### [DIRECTIVE]
Every line that contains "plus" counts once; give the total number of such lines, with no other words.

### [INPUT RECORDS]
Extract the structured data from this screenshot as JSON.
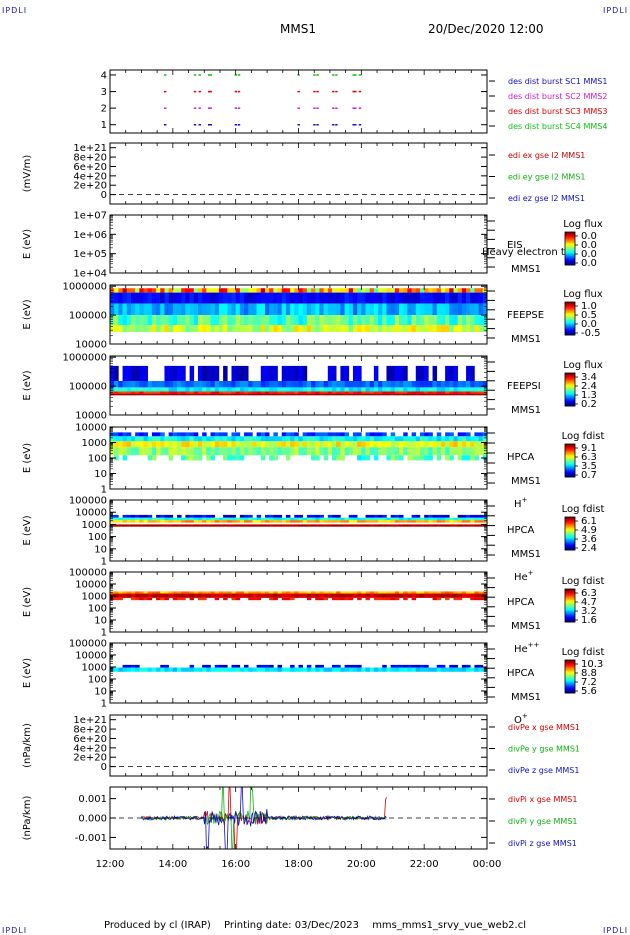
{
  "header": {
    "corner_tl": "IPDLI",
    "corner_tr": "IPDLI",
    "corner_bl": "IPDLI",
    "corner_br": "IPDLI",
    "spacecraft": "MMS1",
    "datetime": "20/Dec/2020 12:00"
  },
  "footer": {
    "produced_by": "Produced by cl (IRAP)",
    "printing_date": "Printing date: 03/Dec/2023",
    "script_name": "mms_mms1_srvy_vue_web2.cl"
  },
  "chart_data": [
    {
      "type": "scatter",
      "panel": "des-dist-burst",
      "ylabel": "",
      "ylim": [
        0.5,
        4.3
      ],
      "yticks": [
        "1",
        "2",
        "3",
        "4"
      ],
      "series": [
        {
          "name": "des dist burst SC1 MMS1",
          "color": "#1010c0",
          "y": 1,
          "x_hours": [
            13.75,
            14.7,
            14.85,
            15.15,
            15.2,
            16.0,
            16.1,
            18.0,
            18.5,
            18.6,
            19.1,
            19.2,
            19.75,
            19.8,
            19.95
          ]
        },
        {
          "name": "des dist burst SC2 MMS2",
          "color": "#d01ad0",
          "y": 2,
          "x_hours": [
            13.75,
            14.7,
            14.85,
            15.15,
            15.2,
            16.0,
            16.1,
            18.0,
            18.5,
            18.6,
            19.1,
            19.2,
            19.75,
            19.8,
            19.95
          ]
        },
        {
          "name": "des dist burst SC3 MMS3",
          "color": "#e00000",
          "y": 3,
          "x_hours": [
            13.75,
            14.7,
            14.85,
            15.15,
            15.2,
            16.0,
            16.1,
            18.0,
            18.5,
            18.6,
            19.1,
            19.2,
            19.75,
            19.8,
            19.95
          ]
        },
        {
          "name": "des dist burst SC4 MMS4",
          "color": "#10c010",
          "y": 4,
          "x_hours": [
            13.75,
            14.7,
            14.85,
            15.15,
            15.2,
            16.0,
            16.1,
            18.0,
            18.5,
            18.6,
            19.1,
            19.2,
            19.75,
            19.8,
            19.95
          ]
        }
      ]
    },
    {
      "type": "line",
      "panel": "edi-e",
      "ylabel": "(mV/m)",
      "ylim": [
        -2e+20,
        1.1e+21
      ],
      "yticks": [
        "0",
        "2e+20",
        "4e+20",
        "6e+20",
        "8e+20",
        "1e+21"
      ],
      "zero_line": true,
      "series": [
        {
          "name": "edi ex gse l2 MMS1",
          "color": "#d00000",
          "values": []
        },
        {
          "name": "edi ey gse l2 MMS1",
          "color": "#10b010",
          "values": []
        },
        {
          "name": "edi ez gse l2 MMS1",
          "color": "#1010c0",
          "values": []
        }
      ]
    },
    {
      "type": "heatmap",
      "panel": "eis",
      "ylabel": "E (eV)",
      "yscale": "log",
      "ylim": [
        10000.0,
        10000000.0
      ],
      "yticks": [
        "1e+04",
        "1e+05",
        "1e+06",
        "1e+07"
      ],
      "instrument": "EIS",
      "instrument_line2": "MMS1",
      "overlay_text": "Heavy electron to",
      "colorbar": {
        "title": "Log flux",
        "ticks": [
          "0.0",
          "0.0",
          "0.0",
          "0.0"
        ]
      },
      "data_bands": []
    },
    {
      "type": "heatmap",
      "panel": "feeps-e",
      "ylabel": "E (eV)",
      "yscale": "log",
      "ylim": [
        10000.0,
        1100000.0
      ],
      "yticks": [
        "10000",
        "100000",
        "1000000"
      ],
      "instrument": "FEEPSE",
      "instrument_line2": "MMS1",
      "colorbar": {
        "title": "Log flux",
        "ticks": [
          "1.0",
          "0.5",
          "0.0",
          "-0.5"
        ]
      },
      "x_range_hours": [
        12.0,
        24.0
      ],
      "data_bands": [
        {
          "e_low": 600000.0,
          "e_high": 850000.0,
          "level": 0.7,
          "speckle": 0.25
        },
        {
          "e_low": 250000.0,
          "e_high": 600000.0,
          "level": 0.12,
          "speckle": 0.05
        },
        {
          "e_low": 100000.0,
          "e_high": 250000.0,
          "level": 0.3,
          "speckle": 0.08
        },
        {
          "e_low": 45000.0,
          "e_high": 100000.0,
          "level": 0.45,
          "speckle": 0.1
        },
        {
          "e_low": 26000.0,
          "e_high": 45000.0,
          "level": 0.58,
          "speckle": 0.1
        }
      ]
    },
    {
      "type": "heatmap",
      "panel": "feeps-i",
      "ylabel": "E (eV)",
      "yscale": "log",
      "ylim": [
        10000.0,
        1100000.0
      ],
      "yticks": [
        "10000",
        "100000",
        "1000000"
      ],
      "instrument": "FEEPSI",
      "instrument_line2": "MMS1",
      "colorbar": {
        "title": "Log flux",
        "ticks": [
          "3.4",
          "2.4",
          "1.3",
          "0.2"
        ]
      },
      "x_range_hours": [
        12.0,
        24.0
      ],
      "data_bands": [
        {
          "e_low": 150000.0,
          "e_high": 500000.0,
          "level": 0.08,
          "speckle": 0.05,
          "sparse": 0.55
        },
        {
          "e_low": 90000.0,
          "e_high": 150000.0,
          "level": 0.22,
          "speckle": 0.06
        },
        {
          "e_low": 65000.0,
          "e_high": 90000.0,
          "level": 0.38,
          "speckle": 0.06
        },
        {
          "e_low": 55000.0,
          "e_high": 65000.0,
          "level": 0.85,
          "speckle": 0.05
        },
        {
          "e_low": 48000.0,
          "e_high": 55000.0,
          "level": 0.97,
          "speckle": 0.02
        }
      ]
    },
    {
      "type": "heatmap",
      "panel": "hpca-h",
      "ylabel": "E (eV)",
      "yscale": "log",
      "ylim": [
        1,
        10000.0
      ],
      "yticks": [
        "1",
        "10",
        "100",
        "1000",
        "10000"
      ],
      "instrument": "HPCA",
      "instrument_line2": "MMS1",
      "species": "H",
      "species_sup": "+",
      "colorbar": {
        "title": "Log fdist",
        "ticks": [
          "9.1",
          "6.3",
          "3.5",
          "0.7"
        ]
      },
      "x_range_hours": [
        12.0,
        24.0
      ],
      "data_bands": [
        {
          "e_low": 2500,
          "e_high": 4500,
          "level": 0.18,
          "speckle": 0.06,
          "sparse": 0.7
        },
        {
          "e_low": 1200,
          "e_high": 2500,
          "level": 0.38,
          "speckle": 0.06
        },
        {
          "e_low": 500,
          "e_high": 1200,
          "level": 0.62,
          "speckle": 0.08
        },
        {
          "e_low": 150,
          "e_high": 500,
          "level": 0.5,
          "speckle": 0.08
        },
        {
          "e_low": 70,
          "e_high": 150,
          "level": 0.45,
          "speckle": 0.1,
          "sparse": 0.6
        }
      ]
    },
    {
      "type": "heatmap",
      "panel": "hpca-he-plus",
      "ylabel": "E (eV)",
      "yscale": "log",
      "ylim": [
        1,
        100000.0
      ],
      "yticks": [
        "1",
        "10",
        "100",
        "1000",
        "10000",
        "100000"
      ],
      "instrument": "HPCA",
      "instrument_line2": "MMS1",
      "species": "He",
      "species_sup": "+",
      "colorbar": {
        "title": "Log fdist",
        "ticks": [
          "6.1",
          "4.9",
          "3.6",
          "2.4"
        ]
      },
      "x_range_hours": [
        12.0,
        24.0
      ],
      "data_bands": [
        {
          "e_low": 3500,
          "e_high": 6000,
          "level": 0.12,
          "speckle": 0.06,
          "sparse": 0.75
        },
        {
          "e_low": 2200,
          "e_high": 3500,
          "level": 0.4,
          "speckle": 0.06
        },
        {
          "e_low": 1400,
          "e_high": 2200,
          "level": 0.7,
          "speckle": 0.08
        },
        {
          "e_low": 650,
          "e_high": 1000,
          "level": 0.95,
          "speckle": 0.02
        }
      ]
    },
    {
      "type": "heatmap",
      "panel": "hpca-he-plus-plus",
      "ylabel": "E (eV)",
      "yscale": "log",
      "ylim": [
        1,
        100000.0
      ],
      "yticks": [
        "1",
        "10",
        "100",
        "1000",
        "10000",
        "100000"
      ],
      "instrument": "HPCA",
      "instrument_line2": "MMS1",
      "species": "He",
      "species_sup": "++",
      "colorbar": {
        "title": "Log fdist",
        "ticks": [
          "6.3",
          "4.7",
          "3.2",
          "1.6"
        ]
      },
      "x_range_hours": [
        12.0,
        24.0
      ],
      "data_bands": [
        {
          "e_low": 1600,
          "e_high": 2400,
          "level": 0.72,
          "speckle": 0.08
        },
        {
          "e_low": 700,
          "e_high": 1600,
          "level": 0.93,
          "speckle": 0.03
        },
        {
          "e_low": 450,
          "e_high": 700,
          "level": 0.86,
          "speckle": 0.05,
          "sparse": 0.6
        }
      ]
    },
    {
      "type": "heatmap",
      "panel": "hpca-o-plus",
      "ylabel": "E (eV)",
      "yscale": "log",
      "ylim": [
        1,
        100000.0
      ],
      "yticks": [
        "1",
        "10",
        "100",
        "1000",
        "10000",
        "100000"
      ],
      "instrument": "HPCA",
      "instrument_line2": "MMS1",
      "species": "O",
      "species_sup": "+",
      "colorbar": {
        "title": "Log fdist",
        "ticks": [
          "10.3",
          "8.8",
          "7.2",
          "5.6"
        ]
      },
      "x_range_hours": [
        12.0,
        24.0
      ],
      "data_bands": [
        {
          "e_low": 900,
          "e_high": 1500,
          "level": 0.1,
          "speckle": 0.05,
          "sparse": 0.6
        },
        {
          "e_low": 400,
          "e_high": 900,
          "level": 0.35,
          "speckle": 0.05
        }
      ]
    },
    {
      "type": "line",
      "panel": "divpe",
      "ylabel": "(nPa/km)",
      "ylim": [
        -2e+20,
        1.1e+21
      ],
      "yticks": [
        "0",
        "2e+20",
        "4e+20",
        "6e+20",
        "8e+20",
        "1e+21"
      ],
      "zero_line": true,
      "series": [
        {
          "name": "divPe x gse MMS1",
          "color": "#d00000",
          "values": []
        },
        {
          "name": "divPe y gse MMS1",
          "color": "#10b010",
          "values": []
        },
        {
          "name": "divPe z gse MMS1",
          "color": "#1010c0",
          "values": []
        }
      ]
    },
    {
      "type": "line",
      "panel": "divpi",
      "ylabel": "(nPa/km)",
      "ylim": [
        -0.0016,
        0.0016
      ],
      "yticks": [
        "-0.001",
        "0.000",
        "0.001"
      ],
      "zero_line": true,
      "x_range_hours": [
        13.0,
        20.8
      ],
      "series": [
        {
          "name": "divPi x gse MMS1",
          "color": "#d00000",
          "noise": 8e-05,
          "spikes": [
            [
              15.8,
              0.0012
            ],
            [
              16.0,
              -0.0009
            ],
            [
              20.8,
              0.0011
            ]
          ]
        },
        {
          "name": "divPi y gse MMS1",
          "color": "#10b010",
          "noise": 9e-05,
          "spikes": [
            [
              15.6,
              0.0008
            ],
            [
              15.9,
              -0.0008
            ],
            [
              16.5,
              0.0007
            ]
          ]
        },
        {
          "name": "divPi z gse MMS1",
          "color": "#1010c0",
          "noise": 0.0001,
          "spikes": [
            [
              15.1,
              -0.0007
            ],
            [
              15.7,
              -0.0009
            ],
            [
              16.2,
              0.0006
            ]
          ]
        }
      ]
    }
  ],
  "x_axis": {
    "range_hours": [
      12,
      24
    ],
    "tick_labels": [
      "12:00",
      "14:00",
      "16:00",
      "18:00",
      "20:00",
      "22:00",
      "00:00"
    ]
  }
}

### [RESULT FOR THIS EXERCISE]
3